**SET PROBLEM**
In the web-scraping notebook below, condense the paragraph that begins "For the main program" into a short bulleted list that keeps its main facts.

>> start EXTRACT

This notebook will go through the process of examining a forum webpage for the data we want to extract, and the HTML tags and properties that we can use to identify that data.

For the main program, we intend to use Scrapy to fetch the web pages and extract the data, for simplicity during exploration we only use Scrapy to extract the data and use requests to fetch the website we are interested in.

It might be useful to illustrate what is happening if you open the below "thread_url" in a separate tab.

In [32]:
# import requests to fetch the website (there are many ways of doing this)
import requests
# import scrapy to develop the Selectors that extract the data we want, to prove they work
import scrapy
from pprint import pprint
# we import scrapy.selector as Selector and remove_tags for use later
from scrapy.selector import Selector
from scrapy.utils.markup import remove_tags
import datetime


ModuleNotFoundError: No module named 'date'

In [13]:
# This is the page from the test forum that I will use to explore the data. 
# The selectors should be tried against multiple web pages to catch inconsistencies, especially is the site had
# complex mechanics like quotes, code blocks, and other forms of media. 
thread_url = "https://learningautomaton.ca/wp-content/uploads/2019/02/FruitsAndVeggiesForum/Knock%20Knock...%20-%20Fruits%20and%20Veggies.html"
# use requests to fetch the page as a requests object
request_file = requests.get(thread_url)

# extract the raw html (the "text" property) from the requests object
thread_html_text = request_file.text
# note that the two steps could be combined for brevity 

The tool that scrapy uses to extract a particular part of an html response is Selectors, which are used to select a certin part of the html file.
Scrapy Selectors are built on the [lxml](http://lxml.de/) XML and HTML parsing library, and is fairly fast.

We also make use of xpath strings. Xpath strings are one method of navigating through an html text to a particular
tag (the other being [CSS expressions](https://www.w3.org/TR/selectors/)).

>> end EXTRACT
>> start GIVEN DATA

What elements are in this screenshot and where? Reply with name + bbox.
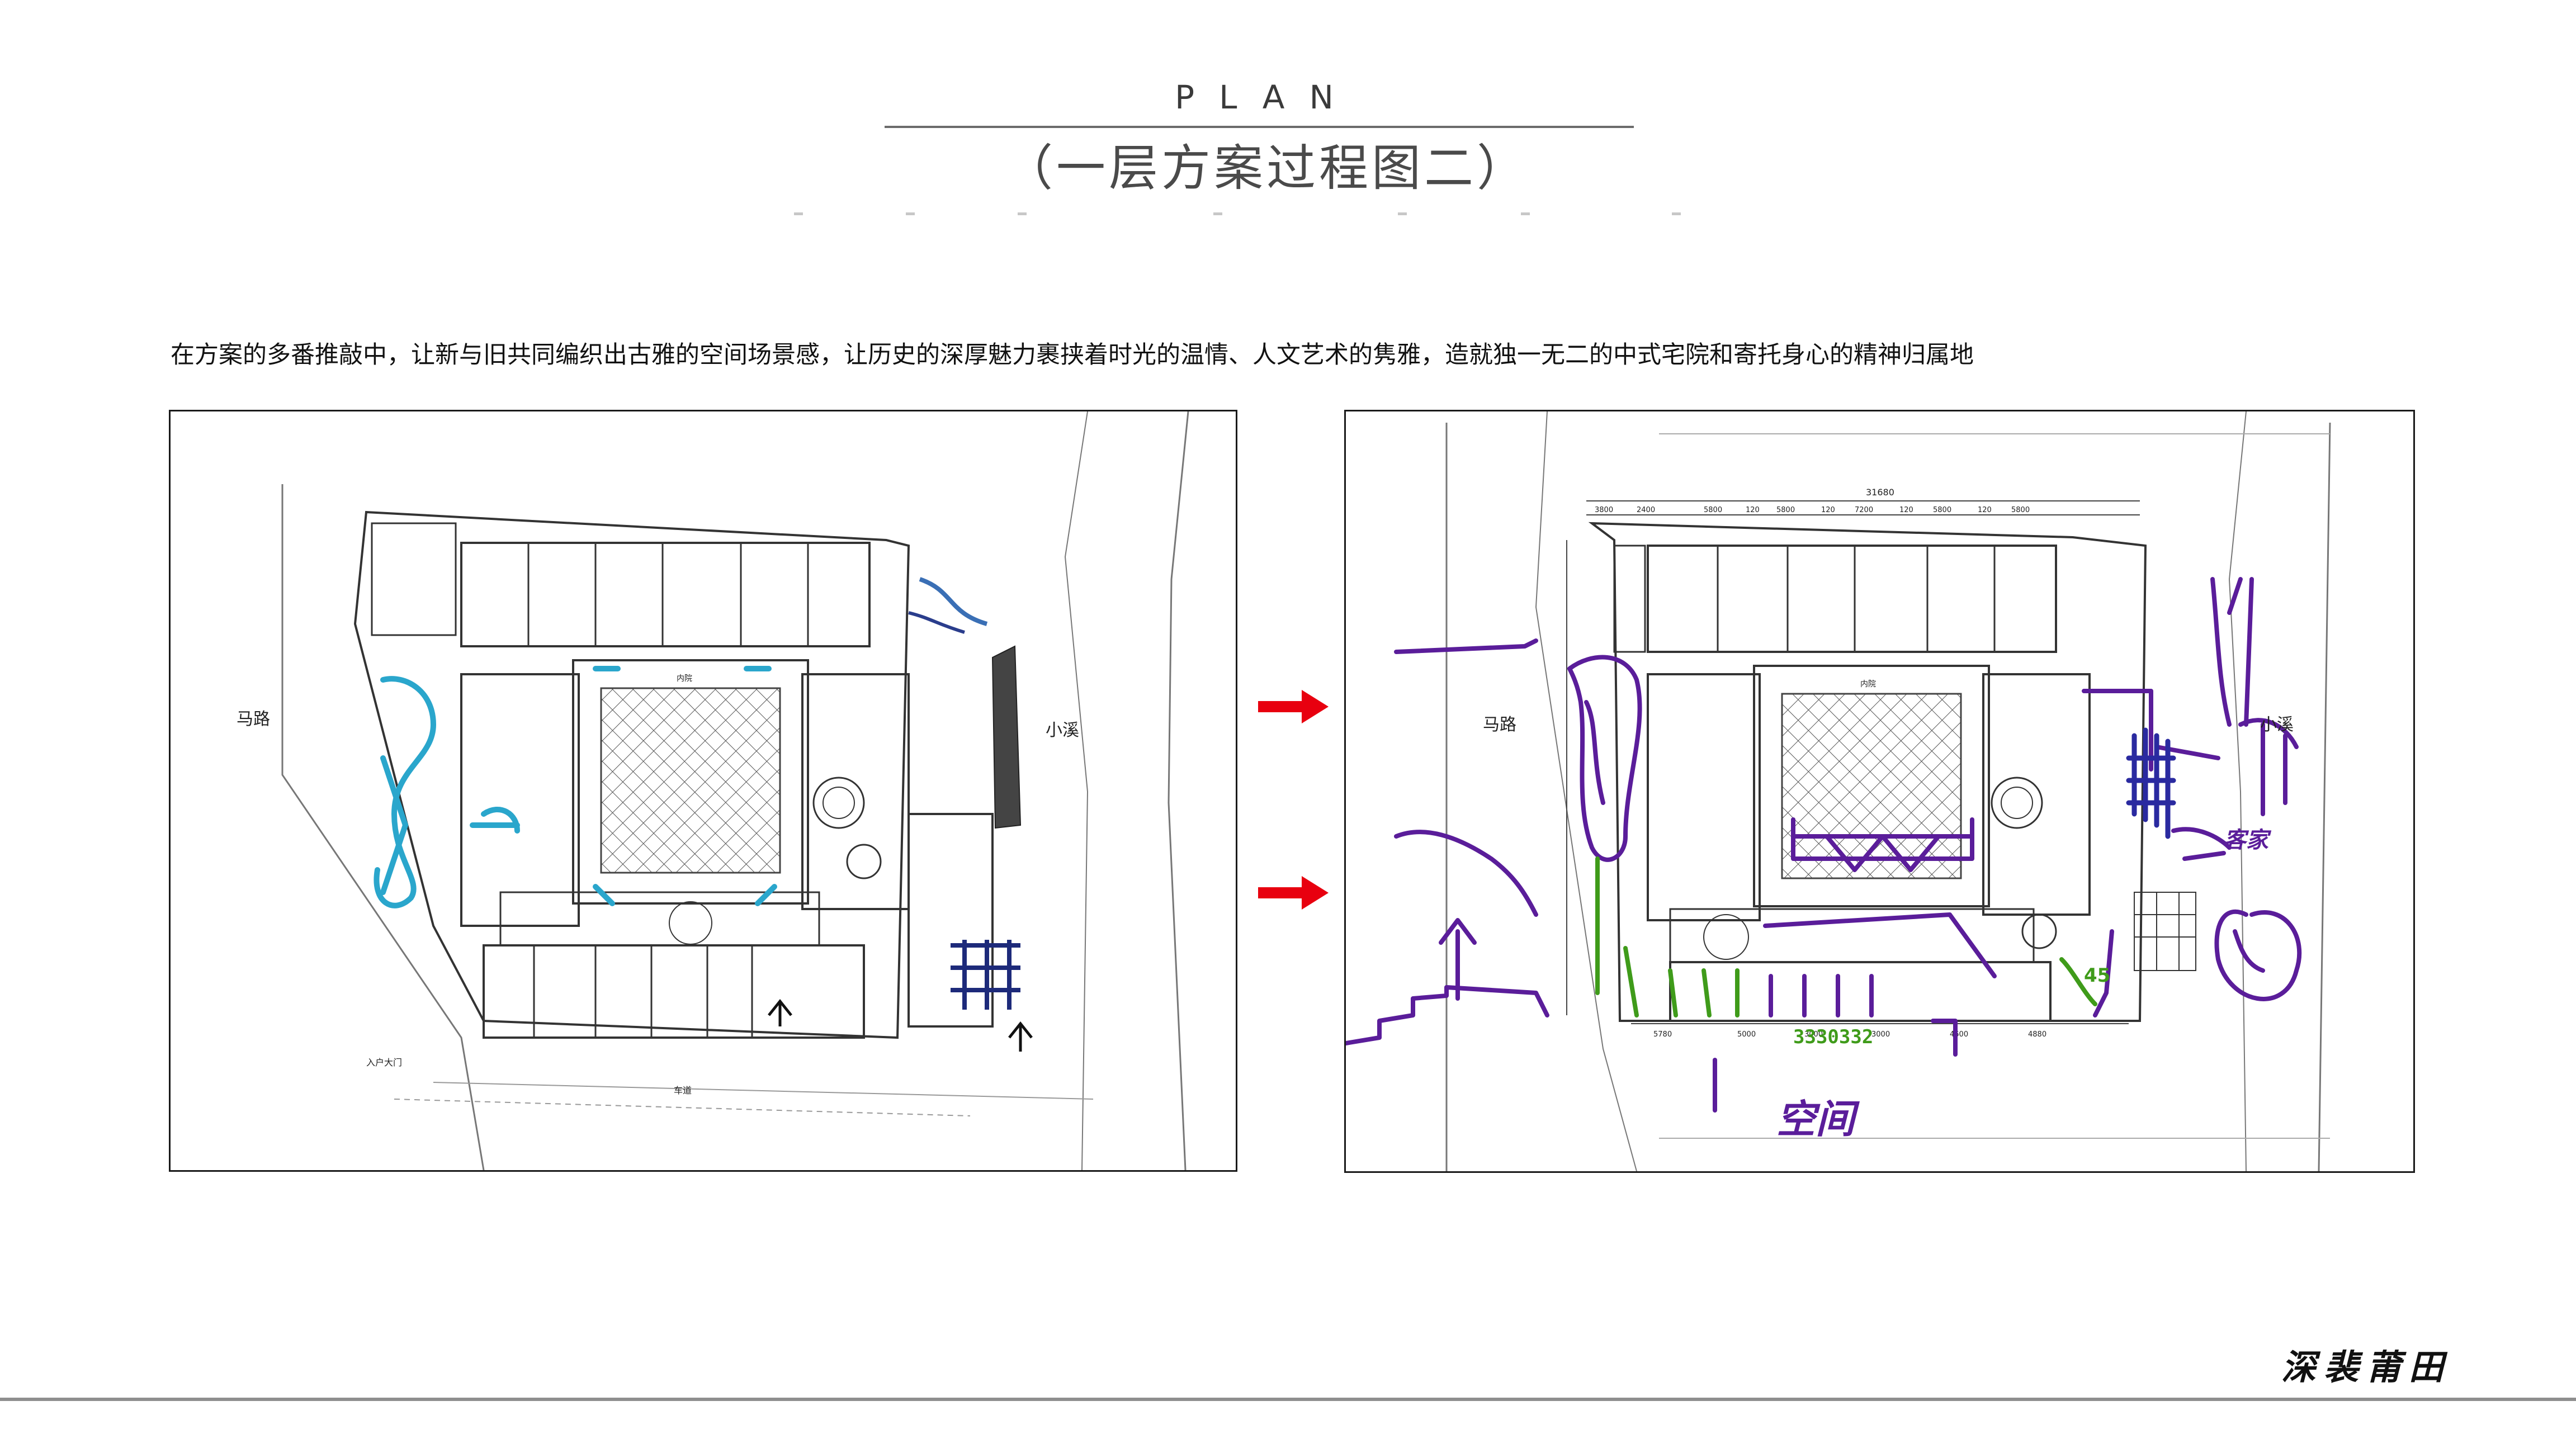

>> end GIVEN DATA

**TASK RESULT**
- Main program: Scrapy will fetch the web pages and extract the data.
- Exploration: for simplicity, Scrapy only extracts the data, and requests fetches the website of interest.